SHORT PROBLEM: Lines containing "timestamp" are to be counted. Report the count alone.

++++++++++

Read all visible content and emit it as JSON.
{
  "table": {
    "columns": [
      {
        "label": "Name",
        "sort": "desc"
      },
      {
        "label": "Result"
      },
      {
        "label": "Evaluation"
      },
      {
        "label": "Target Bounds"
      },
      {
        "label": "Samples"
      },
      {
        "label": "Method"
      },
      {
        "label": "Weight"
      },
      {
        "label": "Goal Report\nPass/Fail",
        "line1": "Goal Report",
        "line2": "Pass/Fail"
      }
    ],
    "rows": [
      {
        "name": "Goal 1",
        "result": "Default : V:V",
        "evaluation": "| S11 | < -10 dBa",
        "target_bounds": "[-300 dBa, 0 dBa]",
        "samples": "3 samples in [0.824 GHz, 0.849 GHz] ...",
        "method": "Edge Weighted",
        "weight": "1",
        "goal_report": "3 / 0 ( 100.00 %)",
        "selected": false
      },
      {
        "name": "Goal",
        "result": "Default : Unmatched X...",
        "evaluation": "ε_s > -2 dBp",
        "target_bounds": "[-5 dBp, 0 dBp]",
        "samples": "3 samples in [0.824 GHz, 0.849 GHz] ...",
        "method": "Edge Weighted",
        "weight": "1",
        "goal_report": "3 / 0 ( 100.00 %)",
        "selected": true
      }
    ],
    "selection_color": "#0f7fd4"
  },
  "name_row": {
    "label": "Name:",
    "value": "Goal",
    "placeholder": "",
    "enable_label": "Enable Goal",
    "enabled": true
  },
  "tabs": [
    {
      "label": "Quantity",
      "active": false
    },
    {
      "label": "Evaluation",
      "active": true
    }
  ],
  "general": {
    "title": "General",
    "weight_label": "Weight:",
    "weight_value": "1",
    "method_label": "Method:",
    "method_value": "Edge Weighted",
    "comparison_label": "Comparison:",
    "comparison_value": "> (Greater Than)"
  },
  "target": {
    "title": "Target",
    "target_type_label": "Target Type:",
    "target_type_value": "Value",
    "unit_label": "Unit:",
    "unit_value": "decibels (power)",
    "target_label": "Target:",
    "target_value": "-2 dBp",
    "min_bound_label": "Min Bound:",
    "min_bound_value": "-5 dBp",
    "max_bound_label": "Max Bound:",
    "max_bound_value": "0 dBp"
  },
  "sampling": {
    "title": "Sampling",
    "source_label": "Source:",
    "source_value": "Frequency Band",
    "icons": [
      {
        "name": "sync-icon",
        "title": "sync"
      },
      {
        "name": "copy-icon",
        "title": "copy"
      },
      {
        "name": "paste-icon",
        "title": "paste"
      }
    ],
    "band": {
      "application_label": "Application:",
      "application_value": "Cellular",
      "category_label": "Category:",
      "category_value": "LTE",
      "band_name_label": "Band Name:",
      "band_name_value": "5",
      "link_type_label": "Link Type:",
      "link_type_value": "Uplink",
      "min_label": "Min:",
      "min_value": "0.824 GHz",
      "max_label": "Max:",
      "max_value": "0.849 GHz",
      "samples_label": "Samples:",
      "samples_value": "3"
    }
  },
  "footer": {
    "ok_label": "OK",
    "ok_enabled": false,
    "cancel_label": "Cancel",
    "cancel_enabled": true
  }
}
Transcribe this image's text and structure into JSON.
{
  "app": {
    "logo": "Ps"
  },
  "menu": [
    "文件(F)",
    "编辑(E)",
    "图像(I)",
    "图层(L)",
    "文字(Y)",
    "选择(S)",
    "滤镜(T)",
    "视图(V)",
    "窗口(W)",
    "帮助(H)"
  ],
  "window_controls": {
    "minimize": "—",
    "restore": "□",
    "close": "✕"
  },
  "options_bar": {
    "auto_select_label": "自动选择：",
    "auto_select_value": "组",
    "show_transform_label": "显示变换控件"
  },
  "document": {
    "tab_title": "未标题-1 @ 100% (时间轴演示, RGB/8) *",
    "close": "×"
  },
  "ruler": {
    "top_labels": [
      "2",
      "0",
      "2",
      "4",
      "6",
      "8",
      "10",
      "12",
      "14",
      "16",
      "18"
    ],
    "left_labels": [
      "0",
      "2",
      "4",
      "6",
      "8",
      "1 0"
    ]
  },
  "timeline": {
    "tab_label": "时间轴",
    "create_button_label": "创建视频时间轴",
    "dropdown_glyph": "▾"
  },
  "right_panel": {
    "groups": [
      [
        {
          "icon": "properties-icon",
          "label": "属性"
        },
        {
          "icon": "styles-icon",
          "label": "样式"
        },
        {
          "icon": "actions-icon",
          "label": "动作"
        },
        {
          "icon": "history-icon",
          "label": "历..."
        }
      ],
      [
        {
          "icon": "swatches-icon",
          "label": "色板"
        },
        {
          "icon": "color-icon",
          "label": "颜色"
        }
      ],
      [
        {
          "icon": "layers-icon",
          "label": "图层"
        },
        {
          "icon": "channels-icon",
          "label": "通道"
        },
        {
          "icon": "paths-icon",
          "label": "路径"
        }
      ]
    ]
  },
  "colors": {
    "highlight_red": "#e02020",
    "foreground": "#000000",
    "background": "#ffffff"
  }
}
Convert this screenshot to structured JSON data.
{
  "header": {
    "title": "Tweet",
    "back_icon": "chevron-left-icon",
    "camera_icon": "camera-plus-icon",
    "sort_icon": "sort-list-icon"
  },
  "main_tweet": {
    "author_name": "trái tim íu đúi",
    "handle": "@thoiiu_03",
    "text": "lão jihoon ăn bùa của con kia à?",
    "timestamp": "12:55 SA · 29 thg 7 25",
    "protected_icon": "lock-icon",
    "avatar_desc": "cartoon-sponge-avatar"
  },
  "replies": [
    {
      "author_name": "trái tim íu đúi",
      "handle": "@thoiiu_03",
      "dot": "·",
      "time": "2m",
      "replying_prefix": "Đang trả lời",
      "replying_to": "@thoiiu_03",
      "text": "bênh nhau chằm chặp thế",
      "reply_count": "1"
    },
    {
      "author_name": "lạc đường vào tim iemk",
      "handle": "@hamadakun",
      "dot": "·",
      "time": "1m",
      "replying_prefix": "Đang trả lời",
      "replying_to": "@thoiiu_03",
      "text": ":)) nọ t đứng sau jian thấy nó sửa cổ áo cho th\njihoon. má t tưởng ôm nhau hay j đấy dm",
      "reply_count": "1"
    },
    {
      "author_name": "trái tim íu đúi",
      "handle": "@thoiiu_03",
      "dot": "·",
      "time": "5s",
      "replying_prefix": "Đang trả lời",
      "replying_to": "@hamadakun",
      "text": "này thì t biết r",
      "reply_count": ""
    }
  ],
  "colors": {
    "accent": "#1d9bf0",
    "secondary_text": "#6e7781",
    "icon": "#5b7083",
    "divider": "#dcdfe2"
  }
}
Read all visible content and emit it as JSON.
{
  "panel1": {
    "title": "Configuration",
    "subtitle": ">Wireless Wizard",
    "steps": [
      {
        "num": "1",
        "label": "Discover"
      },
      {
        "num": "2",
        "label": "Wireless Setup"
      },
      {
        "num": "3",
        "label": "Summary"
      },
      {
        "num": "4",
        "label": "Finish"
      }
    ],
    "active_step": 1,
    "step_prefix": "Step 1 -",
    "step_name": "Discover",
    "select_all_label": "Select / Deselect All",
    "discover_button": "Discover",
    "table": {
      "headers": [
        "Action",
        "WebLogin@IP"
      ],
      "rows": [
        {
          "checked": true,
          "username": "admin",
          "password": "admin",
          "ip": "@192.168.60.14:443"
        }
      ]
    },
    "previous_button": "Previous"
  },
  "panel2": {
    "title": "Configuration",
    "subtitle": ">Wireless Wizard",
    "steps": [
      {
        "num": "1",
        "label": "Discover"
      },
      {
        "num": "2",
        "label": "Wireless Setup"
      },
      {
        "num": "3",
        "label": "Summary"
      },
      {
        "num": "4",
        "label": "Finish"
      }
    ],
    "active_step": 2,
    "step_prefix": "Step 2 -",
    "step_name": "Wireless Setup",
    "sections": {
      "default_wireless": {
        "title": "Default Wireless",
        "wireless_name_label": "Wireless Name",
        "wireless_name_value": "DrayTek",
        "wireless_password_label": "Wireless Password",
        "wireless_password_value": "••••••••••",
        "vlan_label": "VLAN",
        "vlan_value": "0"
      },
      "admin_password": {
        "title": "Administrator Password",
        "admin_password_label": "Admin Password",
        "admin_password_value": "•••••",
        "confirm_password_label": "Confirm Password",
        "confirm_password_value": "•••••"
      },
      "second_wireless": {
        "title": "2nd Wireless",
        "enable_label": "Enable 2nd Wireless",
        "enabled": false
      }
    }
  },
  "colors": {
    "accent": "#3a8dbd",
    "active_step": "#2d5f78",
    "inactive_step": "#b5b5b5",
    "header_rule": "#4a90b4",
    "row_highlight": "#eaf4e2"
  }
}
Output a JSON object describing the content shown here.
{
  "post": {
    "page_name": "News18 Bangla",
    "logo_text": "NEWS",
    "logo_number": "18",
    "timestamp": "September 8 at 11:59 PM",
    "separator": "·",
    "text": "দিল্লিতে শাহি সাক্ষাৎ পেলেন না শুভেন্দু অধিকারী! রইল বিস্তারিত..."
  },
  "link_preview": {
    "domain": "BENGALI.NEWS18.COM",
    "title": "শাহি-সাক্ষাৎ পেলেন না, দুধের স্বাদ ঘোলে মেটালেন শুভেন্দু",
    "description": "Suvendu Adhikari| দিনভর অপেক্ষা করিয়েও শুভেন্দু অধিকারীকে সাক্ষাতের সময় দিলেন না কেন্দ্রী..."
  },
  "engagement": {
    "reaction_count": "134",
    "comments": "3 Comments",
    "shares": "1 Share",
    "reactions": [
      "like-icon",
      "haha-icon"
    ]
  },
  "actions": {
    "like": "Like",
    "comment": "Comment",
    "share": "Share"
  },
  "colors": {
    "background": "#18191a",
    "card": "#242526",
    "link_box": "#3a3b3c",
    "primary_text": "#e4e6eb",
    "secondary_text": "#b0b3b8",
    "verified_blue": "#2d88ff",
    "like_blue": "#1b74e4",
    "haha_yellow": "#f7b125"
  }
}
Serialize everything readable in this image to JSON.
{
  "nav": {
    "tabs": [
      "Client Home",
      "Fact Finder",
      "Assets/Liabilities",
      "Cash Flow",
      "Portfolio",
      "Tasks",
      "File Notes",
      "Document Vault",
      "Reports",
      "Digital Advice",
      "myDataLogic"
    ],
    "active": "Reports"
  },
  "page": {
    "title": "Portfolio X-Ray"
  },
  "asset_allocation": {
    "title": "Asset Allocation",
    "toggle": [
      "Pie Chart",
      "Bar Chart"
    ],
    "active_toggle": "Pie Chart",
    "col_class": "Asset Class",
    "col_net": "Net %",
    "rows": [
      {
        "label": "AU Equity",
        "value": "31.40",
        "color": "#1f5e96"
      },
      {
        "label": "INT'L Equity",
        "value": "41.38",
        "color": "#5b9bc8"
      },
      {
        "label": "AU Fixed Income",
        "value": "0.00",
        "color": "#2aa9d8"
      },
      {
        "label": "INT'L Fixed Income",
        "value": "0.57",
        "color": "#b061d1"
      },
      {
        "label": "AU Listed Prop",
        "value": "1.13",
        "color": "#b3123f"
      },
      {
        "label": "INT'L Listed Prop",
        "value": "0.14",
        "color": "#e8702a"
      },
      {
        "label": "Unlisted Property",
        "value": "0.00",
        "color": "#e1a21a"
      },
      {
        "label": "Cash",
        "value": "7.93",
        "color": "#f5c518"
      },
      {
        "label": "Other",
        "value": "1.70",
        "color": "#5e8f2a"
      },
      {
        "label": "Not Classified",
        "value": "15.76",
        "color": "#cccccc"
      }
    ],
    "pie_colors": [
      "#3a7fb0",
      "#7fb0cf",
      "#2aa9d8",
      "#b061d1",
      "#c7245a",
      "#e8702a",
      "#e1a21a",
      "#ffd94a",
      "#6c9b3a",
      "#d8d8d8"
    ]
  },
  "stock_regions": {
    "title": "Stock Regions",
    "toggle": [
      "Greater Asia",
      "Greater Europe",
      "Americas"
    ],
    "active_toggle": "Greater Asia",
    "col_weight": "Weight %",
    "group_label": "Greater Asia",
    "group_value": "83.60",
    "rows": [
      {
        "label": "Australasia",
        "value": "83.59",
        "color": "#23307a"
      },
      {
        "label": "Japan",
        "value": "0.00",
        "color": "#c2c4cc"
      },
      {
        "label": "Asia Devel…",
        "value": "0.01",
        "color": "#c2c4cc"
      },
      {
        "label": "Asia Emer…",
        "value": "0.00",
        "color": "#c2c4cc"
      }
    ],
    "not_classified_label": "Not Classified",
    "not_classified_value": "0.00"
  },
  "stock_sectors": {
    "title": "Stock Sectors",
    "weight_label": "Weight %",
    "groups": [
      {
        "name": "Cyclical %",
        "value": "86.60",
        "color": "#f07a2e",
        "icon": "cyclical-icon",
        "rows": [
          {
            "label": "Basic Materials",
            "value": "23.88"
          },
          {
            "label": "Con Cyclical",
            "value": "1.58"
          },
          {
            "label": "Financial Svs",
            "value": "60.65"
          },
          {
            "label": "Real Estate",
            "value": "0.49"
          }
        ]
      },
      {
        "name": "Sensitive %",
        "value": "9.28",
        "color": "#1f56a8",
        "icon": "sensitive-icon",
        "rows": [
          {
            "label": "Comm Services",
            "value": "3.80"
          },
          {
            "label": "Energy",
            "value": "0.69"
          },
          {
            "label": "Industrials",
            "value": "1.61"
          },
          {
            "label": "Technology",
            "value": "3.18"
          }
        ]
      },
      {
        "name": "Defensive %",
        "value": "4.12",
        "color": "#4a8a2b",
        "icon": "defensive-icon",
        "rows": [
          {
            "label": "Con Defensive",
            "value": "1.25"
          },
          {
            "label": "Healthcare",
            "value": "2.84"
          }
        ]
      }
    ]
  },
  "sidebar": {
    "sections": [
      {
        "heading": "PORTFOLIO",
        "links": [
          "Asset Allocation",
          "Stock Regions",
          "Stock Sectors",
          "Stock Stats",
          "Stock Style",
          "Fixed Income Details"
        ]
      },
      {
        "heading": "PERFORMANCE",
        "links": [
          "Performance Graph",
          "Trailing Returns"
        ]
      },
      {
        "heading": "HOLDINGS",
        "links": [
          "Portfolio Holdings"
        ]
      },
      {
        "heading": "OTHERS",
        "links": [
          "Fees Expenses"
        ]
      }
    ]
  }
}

++++++++++

FINISHED EXERCISE: 2